WRITTEN TASK
Without altering anything, repeat each of the records.

RAW DATA
>>
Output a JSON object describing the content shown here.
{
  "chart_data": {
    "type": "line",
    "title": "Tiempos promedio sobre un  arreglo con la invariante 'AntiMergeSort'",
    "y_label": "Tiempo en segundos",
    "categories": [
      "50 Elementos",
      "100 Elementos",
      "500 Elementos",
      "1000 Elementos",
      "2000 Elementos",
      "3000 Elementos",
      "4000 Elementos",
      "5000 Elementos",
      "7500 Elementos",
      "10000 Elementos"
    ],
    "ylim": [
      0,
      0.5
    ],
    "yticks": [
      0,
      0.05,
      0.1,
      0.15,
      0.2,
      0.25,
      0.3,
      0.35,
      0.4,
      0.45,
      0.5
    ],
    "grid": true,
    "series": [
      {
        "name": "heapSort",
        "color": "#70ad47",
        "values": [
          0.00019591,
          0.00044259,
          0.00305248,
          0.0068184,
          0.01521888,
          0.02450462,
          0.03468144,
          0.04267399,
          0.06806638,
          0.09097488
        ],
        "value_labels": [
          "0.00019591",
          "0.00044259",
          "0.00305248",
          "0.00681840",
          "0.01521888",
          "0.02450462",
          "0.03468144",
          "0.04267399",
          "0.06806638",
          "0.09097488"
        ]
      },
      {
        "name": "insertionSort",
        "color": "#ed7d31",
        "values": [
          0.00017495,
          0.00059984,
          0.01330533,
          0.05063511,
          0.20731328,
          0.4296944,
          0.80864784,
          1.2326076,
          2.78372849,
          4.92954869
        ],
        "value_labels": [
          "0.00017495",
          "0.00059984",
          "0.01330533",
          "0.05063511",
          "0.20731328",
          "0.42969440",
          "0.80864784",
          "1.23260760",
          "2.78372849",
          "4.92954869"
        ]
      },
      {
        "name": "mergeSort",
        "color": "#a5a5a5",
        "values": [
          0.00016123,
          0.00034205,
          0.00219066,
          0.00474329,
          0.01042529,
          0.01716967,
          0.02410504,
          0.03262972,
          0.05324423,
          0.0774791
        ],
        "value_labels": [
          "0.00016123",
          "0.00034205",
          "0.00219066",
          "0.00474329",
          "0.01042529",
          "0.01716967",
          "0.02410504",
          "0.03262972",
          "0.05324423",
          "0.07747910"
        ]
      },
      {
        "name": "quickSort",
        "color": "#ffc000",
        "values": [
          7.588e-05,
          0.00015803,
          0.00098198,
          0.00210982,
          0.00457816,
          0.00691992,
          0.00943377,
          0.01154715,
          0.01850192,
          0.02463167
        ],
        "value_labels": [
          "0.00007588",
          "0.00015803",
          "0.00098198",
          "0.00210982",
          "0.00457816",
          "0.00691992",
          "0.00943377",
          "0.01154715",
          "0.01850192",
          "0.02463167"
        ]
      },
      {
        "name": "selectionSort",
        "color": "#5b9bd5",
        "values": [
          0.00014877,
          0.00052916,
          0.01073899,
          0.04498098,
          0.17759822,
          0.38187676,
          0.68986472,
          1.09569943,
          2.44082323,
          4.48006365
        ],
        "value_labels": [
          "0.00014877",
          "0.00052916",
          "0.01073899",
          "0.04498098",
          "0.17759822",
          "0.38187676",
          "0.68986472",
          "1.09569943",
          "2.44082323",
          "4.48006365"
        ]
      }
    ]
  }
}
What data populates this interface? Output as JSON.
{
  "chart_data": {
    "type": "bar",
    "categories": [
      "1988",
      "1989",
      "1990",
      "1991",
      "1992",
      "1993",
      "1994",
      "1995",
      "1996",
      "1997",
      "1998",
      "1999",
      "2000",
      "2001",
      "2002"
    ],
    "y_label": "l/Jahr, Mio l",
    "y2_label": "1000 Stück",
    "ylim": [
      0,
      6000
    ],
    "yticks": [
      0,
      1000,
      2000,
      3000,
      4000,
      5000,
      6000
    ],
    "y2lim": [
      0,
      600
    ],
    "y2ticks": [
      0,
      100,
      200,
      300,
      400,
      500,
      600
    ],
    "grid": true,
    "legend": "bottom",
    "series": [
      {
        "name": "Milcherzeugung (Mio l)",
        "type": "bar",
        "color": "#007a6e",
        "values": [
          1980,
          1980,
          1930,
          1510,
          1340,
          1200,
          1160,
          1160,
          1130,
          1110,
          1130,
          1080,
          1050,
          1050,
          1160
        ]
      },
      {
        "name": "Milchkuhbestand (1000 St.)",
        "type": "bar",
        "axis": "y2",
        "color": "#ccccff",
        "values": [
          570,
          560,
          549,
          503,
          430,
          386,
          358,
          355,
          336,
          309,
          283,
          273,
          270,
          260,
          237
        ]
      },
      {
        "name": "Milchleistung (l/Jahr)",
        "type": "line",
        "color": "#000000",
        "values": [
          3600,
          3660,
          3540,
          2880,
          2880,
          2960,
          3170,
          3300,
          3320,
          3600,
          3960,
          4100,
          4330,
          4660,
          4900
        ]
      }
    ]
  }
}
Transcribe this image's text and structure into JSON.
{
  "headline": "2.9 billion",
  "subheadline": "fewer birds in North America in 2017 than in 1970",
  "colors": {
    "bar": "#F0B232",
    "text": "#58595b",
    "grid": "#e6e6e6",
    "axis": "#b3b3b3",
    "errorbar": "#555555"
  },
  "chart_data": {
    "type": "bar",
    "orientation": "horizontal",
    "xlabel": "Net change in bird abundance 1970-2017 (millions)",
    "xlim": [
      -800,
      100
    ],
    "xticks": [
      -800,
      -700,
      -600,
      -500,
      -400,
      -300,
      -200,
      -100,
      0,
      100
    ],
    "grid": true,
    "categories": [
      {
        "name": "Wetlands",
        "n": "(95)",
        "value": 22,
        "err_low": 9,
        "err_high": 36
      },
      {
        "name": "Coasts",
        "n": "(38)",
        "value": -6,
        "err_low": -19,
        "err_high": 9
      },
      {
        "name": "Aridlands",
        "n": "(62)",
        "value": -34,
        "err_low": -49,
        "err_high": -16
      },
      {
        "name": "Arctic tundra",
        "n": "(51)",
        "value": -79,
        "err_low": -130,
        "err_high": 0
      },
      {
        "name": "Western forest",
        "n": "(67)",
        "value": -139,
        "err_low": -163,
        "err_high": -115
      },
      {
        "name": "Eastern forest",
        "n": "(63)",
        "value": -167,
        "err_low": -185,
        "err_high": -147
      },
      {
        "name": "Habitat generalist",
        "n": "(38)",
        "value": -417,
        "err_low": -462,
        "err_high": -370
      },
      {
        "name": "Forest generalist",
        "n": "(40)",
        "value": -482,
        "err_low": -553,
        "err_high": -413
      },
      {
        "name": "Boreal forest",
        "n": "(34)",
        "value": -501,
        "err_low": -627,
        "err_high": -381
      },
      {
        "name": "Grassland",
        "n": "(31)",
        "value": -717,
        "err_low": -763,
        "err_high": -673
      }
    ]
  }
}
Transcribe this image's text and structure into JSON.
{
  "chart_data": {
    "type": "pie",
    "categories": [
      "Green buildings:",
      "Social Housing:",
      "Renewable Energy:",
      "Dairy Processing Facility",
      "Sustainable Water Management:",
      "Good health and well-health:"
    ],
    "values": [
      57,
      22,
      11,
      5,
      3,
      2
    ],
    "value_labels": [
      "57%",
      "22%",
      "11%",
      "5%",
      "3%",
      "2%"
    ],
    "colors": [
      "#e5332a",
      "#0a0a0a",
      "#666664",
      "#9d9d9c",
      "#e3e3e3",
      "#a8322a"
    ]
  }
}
<<
RESPONSE TO THIS EXERCISE
Output a JSON object describing the content shown here.
{
  "chart_data": {
    "type": "line",
    "title": "Tiempos promedio sobre un  arreglo con la invariante 'AntiMergeSort'",
    "y_label": "Tiempo en segundos",
    "categories": [
      "50 Elementos",
      "100 Elementos",
      "500 Elementos",
      "1000 Elementos",
      "2000 Elementos",
      "3000 Elementos",
      "4000 Elementos",
      "5000 Elementos",
      "7500 Elementos",
      "10000 Elementos"
    ],
    "ylim": [
      0,
      0.5
    ],
    "yticks": [
      0,
      0.05,
      0.1,
      0.15,
      0.2,
      0.25,
      0.3,
      0.35,
      0.4,
      0.45,
      0.5
    ],
    "grid": true,
    "series": [
      {
        "name": "heapSort",
        "color": "#70ad47",
        "values": [
          0.00019591,
          0.00044259,
          0.00305248,
          0.0068184,
          0.01521888,
          0.02450462,
          0.03468144,
          0.04267399,
          0.06806638,
          0.09097488
        ],
        "value_labels": [
          "0.00019591",
          "0.00044259",
          "0.00305248",
          "0.00681840",
          "0.01521888",
          "0.02450462",
          "0.03468144",
          "0.04267399",
          "0.06806638",
          "0.09097488"
        ]
      },
      {
        "name": "insertionSort",
        "color": "#ed7d31",
        "values": [
          0.00017495,
          0.00059984,
          0.01330533,
          0.05063511,
          0.20731328,
          0.4296944,
          0.80864784,
          1.2326076,
          2.78372849,
          4.92954869
        ],
        "value_labels": [
          "0.00017495",
          "0.00059984",
          "0.01330533",
          "0.05063511",
          "0.20731328",
          "0.42969440",
          "0.80864784",
          "1.23260760",
          "2.78372849",
          "4.92954869"
        ]
      },
      {
        "name": "mergeSort",
        "color": "#a5a5a5",
        "values": [
          0.00016123,
          0.00034205,
          0.00219066,
          0.00474329,
          0.01042529,
          0.01716967,
          0.02410504,
          0.03262972,
          0.05324423,
          0.0774791
        ],
        "value_labels": [
          "0.00016123",
          "0.00034205",
          "0.00219066",
          "0.00474329",
          "0.01042529",
          "0.01716967",
          "0.02410504",
          "0.03262972",
          "0.05324423",
          "0.07747910"
        ]
      },
      {
        "name": "quickSort",
        "color": "#ffc000",
        "values": [
          7.588e-05,
          0.00015803,
          0.00098198,
          0.00210982,
          0.00457816,
          0.00691992,
          0.00943377,
          0.01154715,
          0.01850192,
          0.02463167
        ],
        "value_labels": [
          "0.00007588",
          "0.00015803",
          "0.00098198",
          "0.00210982",
          "0.00457816",
          "0.00691992",
          "0.00943377",
          "0.01154715",
          "0.01850192",
          "0.02463167"
        ]
      },
      {
        "name": "selectionSort",
        "color": "#5b9bd5",
        "values": [
          0.00014877,
          0.00052916,
          0.01073899,
          0.04498098,
          0.17759822,
          0.38187676,
          0.68986472,
          1.09569943,
          2.44082323,
          4.48006365
        ],
        "value_labels": [
          "0.00014877",
          "0.00052916",
          "0.01073899",
          "0.04498098",
          "0.17759822",
          "0.38187676",
          "0.68986472",
          "1.09569943",
          "2.44082323",
          "4.48006365"
        ]
      }
    ]
  }
}
What data populates this interface? Output as JSON.
{
  "chart_data": {
    "type": "bar",
    "categories": [
      "1988",
      "1989",
      "1990",
      "1991",
      "1992",
      "1993",
      "1994",
      "1995",
      "1996",
      "1997",
      "1998",
      "1999",
      "2000",
      "2001",
      "2002"
    ],
    "y_label": "l/Jahr, Mio l",
    "y2_label": "1000 Stück",
    "ylim": [
      0,
      6000
    ],
    "yticks": [
      0,
      1000,
      2000,
      3000,
      4000,
      5000,
      6000
    ],
    "y2lim": [
      0,
      600
    ],
    "y2ticks": [
      0,
      100,
      200,
      300,
      400,
      500,
      600
    ],
    "grid": true,
    "legend": "bottom",
    "series": [
      {
        "name": "Milcherzeugung (Mio l)",
        "type": "bar",
        "color": "#007a6e",
        "values": [
          1980,
          1980,
          1930,
          1510,
          1340,
          1200,
          1160,
          1160,
          1130,
          1110,
          1130,
          1080,
          1050,
          1050,
          1160
        ]
      },
      {
        "name": "Milchkuhbestand (1000 St.)",
        "type": "bar",
        "axis": "y2",
        "color": "#ccccff",
        "values": [
          570,
          560,
          549,
          503,
          430,
          386,
          358,
          355,
          336,
          309,
          283,
          273,
          270,
          260,
          237
        ]
      },
      {
        "name": "Milchleistung (l/Jahr)",
        "type": "line",
        "color": "#000000",
        "values": [
          3600,
          3660,
          3540,
          2880,
          2880,
          2960,
          3170,
          3300,
          3320,
          3600,
          3960,
          4100,
          4330,
          4660,
          4900
        ]
      }
    ]
  }
}
Transcribe this image's text and structure into JSON.
{
  "headline": "2.9 billion",
  "subheadline": "fewer birds in North America in 2017 than in 1970",
  "colors": {
    "bar": "#F0B232",
    "text": "#58595b",
    "grid": "#e6e6e6",
    "axis": "#b3b3b3",
    "errorbar": "#555555"
  },
  "chart_data": {
    "type": "bar",
    "orientation": "horizontal",
    "xlabel": "Net change in bird abundance 1970-2017 (millions)",
    "xlim": [
      -800,
      100
    ],
    "xticks": [
      -800,
      -700,
      -600,
      -500,
      -400,
      -300,
      -200,
      -100,
      0,
      100
    ],
    "grid": true,
    "categories": [
      {
        "name": "Wetlands",
        "n": "(95)",
        "value": 22,
        "err_low": 9,
        "err_high": 36
      },
      {
        "name": "Coasts",
        "n": "(38)",
        "value": -6,
        "err_low": -19,
        "err_high": 9
      },
      {
        "name": "Aridlands",
        "n": "(62)",
        "value": -34,
        "err_low": -49,
        "err_high": -16
      },
      {
        "name": "Arctic tundra",
        "n": "(51)",
        "value": -79,
        "err_low": -130,
        "err_high": 0
      },
      {
        "name": "Western forest",
        "n": "(67)",
        "value": -139,
        "err_low": -163,
        "err_high": -115
      },
      {
        "name": "Eastern forest",
        "n": "(63)",
        "value": -167,
        "err_low": -185,
        "err_high": -147
      },
      {
        "name": "Habitat generalist",
        "n": "(38)",
        "value": -417,
        "err_low": -462,
        "err_high": -370
      },
      {
        "name": "Forest generalist",
        "n": "(40)",
        "value": -482,
        "err_low": -553,
        "err_high": -413
      },
      {
        "name": "Boreal forest",
        "n": "(34)",
        "value": -501,
        "err_low": -627,
        "err_high": -381
      },
      {
        "name": "Grassland",
        "n": "(31)",
        "value": -717,
        "err_low": -763,
        "err_high": -673
      }
    ]
  }
}
Transcribe this image's text and structure into JSON.
{
  "chart_data": {
    "type": "pie",
    "categories": [
      "Green buildings:",
      "Social Housing:",
      "Renewable Energy:",
      "Dairy Processing Facility",
      "Sustainable Water Management:",
      "Good health and well-health:"
    ],
    "values": [
      57,
      22,
      11,
      5,
      3,
      2
    ],
    "value_labels": [
      "57%",
      "22%",
      "11%",
      "5%",
      "3%",
      "2%"
    ],
    "colors": [
      "#e5332a",
      "#0a0a0a",
      "#666664",
      "#9d9d9c",
      "#e3e3e3",
      "#a8322a"
    ]
  }
}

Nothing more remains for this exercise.